*REQUIRED WORK*:
Set down each record exactly as written.
****
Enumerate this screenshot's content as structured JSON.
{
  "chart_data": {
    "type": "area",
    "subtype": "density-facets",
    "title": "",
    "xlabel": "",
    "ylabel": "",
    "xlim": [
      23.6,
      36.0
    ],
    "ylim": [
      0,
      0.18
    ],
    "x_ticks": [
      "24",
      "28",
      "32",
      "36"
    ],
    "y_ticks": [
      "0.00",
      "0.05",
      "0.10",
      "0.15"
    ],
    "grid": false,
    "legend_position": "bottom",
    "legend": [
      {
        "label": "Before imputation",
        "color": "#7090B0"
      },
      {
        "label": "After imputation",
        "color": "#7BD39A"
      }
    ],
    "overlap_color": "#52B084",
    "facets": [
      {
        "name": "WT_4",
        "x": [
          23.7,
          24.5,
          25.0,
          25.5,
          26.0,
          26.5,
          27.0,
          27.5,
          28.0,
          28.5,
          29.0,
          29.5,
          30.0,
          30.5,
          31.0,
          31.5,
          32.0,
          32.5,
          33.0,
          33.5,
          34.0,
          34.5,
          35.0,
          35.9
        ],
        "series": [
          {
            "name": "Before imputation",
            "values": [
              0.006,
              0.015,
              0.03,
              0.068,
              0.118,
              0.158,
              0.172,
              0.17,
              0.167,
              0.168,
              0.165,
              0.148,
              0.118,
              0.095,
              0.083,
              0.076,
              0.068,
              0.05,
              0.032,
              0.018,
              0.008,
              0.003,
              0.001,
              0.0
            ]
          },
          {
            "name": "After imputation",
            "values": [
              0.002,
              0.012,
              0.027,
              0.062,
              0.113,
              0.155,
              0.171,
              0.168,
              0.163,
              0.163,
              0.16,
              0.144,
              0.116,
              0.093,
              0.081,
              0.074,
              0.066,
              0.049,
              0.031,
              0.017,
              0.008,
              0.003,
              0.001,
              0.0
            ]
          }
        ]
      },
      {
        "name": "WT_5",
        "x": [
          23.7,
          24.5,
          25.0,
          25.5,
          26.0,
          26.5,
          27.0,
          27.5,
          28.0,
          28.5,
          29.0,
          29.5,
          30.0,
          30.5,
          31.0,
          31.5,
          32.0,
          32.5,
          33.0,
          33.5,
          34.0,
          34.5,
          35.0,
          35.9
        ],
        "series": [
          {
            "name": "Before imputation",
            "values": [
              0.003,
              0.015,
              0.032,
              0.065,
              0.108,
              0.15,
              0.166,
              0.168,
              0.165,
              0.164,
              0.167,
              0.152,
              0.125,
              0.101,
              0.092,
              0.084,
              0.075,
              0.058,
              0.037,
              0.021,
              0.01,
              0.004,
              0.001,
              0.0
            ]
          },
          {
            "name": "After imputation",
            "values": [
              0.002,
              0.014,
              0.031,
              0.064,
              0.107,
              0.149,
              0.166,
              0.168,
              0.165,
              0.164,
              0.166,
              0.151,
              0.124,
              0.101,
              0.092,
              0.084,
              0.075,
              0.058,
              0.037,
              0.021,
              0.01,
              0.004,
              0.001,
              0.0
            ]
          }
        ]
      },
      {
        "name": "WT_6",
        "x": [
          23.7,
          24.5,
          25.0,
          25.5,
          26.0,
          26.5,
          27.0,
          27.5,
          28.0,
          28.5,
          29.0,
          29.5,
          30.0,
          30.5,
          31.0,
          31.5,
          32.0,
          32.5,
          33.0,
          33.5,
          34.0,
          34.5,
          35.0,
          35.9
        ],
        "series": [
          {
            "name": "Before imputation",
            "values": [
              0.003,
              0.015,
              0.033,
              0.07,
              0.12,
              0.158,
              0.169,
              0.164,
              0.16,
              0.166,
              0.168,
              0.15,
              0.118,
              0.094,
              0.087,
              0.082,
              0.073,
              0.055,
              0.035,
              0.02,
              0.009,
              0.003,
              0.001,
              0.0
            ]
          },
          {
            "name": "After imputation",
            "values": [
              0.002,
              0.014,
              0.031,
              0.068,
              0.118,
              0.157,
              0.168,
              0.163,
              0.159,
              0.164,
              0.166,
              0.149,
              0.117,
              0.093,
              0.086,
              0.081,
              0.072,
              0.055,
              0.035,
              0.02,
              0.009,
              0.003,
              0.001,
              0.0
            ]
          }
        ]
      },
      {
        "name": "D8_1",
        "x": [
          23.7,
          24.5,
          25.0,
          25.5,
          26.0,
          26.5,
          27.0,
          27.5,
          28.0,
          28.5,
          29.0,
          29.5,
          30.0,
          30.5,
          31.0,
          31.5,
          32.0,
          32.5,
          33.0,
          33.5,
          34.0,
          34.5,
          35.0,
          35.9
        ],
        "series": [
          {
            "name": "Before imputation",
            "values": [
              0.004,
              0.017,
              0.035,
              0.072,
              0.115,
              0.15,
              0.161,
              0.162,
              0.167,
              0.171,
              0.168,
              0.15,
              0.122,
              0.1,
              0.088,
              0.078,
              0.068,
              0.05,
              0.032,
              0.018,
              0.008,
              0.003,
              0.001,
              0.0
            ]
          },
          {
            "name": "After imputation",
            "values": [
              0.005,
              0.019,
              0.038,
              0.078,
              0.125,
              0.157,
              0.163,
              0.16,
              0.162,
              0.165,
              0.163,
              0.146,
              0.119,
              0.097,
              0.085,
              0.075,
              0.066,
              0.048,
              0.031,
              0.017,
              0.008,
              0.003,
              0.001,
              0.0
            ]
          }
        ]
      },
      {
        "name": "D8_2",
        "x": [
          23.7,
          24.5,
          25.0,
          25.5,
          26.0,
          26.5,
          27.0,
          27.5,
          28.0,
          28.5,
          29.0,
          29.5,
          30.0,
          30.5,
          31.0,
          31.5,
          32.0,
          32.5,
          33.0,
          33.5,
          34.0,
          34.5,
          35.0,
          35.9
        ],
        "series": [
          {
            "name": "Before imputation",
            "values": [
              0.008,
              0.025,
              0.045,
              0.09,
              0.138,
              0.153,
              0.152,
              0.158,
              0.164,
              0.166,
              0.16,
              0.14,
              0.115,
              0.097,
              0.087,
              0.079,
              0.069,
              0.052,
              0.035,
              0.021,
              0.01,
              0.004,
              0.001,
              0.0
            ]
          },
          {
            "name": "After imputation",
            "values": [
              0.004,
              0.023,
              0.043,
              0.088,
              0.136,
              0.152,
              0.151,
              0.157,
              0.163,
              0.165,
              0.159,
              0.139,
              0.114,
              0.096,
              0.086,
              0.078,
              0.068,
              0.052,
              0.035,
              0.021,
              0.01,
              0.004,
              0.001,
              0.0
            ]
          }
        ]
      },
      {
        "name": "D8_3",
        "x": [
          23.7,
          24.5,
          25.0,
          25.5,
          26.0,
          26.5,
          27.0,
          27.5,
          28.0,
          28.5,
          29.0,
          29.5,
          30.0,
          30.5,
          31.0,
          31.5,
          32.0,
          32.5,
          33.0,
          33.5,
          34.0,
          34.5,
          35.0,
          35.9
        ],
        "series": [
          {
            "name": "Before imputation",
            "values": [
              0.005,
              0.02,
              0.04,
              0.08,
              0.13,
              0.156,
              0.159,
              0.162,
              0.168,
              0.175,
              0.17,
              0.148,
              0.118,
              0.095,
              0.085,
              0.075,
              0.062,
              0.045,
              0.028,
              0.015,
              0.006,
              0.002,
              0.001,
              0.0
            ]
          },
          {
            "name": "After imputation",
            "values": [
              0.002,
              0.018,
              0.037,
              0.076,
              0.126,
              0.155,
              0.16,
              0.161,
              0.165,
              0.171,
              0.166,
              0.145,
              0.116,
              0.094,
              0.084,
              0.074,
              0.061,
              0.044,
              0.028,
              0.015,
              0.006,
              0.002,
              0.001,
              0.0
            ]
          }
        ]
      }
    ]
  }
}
****
*SOLUTION TO THE EXERCISE*:
Enumerate this screenshot's content as structured JSON.
{
  "chart_data": {
    "type": "area",
    "subtype": "density-facets",
    "title": "",
    "xlabel": "",
    "ylabel": "",
    "xlim": [
      23.6,
      36.0
    ],
    "ylim": [
      0,
      0.18
    ],
    "x_ticks": [
      "24",
      "28",
      "32",
      "36"
    ],
    "y_ticks": [
      "0.00",
      "0.05",
      "0.10",
      "0.15"
    ],
    "grid": false,
    "legend_position": "bottom",
    "legend": [
      {
        "label": "Before imputation",
        "color": "#7090B0"
      },
      {
        "label": "After imputation",
        "color": "#7BD39A"
      }
    ],
    "overlap_color": "#52B084",
    "facets": [
      {
        "name": "WT_4",
        "x": [
          23.7,
          24.5,
          25.0,
          25.5,
          26.0,
          26.5,
          27.0,
          27.5,
          28.0,
          28.5,
          29.0,
          29.5,
          30.0,
          30.5,
          31.0,
          31.5,
          32.0,
          32.5,
          33.0,
          33.5,
          34.0,
          34.5,
          35.0,
          35.9
        ],
        "series": [
          {
            "name": "Before imputation",
            "values": [
              0.006,
              0.015,
              0.03,
              0.068,
              0.118,
              0.158,
              0.172,
              0.17,
              0.167,
              0.168,
              0.165,
              0.148,
              0.118,
              0.095,
              0.083,
              0.076,
              0.068,
              0.05,
              0.032,
              0.018,
              0.008,
              0.003,
              0.001,
              0.0
            ]
          },
          {
            "name": "After imputation",
            "values": [
              0.002,
              0.012,
              0.027,
              0.062,
              0.113,
              0.155,
              0.171,
              0.168,
              0.163,
              0.163,
              0.16,
              0.144,
              0.116,
              0.093,
              0.081,
              0.074,
              0.066,
              0.049,
              0.031,
              0.017,
              0.008,
              0.003,
              0.001,
              0.0
            ]
          }
        ]
      },
      {
        "name": "WT_5",
        "x": [
          23.7,
          24.5,
          25.0,
          25.5,
          26.0,
          26.5,
          27.0,
          27.5,
          28.0,
          28.5,
          29.0,
          29.5,
          30.0,
          30.5,
          31.0,
          31.5,
          32.0,
          32.5,
          33.0,
          33.5,
          34.0,
          34.5,
          35.0,
          35.9
        ],
        "series": [
          {
            "name": "Before imputation",
            "values": [
              0.003,
              0.015,
              0.032,
              0.065,
              0.108,
              0.15,
              0.166,
              0.168,
              0.165,
              0.164,
              0.167,
              0.152,
              0.125,
              0.101,
              0.092,
              0.084,
              0.075,
              0.058,
              0.037,
              0.021,
              0.01,
              0.004,
              0.001,
              0.0
            ]
          },
          {
            "name": "After imputation",
            "values": [
              0.002,
              0.014,
              0.031,
              0.064,
              0.107,
              0.149,
              0.166,
              0.168,
              0.165,
              0.164,
              0.166,
              0.151,
              0.124,
              0.101,
              0.092,
              0.084,
              0.075,
              0.058,
              0.037,
              0.021,
              0.01,
              0.004,
              0.001,
              0.0
            ]
          }
        ]
      },
      {
        "name": "WT_6",
        "x": [
          23.7,
          24.5,
          25.0,
          25.5,
          26.0,
          26.5,
          27.0,
          27.5,
          28.0,
          28.5,
          29.0,
          29.5,
          30.0,
          30.5,
          31.0,
          31.5,
          32.0,
          32.5,
          33.0,
          33.5,
          34.0,
          34.5,
          35.0,
          35.9
        ],
        "series": [
          {
            "name": "Before imputation",
            "values": [
              0.003,
              0.015,
              0.033,
              0.07,
              0.12,
              0.158,
              0.169,
              0.164,
              0.16,
              0.166,
              0.168,
              0.15,
              0.118,
              0.094,
              0.087,
              0.082,
              0.073,
              0.055,
              0.035,
              0.02,
              0.009,
              0.003,
              0.001,
              0.0
            ]
          },
          {
            "name": "After imputation",
            "values": [
              0.002,
              0.014,
              0.031,
              0.068,
              0.118,
              0.157,
              0.168,
              0.163,
              0.159,
              0.164,
              0.166,
              0.149,
              0.117,
              0.093,
              0.086,
              0.081,
              0.072,
              0.055,
              0.035,
              0.02,
              0.009,
              0.003,
              0.001,
              0.0
            ]
          }
        ]
      },
      {
        "name": "D8_1",
        "x": [
          23.7,
          24.5,
          25.0,
          25.5,
          26.0,
          26.5,
          27.0,
          27.5,
          28.0,
          28.5,
          29.0,
          29.5,
          30.0,
          30.5,
          31.0,
          31.5,
          32.0,
          32.5,
          33.0,
          33.5,
          34.0,
          34.5,
          35.0,
          35.9
        ],
        "series": [
          {
            "name": "Before imputation",
            "values": [
              0.004,
              0.017,
              0.035,
              0.072,
              0.115,
              0.15,
              0.161,
              0.162,
              0.167,
              0.171,
              0.168,
              0.15,
              0.122,
              0.1,
              0.088,
              0.078,
              0.068,
              0.05,
              0.032,
              0.018,
              0.008,
              0.003,
              0.001,
              0.0
            ]
          },
          {
            "name": "After imputation",
            "values": [
              0.005,
              0.019,
              0.038,
              0.078,
              0.125,
              0.157,
              0.163,
              0.16,
              0.162,
              0.165,
              0.163,
              0.146,
              0.119,
              0.097,
              0.085,
              0.075,
              0.066,
              0.048,
              0.031,
              0.017,
              0.008,
              0.003,
              0.001,
              0.0
            ]
          }
        ]
      },
      {
        "name": "D8_2",
        "x": [
          23.7,
          24.5,
          25.0,
          25.5,
          26.0,
          26.5,
          27.0,
          27.5,
          28.0,
          28.5,
          29.0,
          29.5,
          30.0,
          30.5,
          31.0,
          31.5,
          32.0,
          32.5,
          33.0,
          33.5,
          34.0,
          34.5,
          35.0,
          35.9
        ],
        "series": [
          {
            "name": "Before imputation",
            "values": [
              0.008,
              0.025,
              0.045,
              0.09,
              0.138,
              0.153,
              0.152,
              0.158,
              0.164,
              0.166,
              0.16,
              0.14,
              0.115,
              0.097,
              0.087,
              0.079,
              0.069,
              0.052,
              0.035,
              0.021,
              0.01,
              0.004,
              0.001,
              0.0
            ]
          },
          {
            "name": "After imputation",
            "values": [
              0.004,
              0.023,
              0.043,
              0.088,
              0.136,
              0.152,
              0.151,
              0.157,
              0.163,
              0.165,
              0.159,
              0.139,
              0.114,
              0.096,
              0.086,
              0.078,
              0.068,
              0.052,
              0.035,
              0.021,
              0.01,
              0.004,
              0.001,
              0.0
            ]
          }
        ]
      },
      {
        "name": "D8_3",
        "x": [
          23.7,
          24.5,
          25.0,
          25.5,
          26.0,
          26.5,
          27.0,
          27.5,
          28.0,
          28.5,
          29.0,
          29.5,
          30.0,
          30.5,
          31.0,
          31.5,
          32.0,
          32.5,
          33.0,
          33.5,
          34.0,
          34.5,
          35.0,
          35.9
        ],
        "series": [
          {
            "name": "Before imputation",
            "values": [
              0.005,
              0.02,
              0.04,
              0.08,
              0.13,
              0.156,
              0.159,
              0.162,
              0.168,
              0.175,
              0.17,
              0.148,
              0.118,
              0.095,
              0.085,
              0.075,
              0.062,
              0.045,
              0.028,
              0.015,
              0.006,
              0.002,
              0.001,
              0.0
            ]
          },
          {
            "name": "After imputation",
            "values": [
              0.002,
              0.018,
              0.037,
              0.076,
              0.126,
              0.155,
              0.16,
              0.161,
              0.165,
              0.171,
              0.166,
              0.145,
              0.116,
              0.094,
              0.084,
              0.074,
              0.061,
              0.044,
              0.028,
              0.015,
              0.006,
              0.002,
              0.001,
              0.0
            ]
          }
        ]
      }
    ]
  }
}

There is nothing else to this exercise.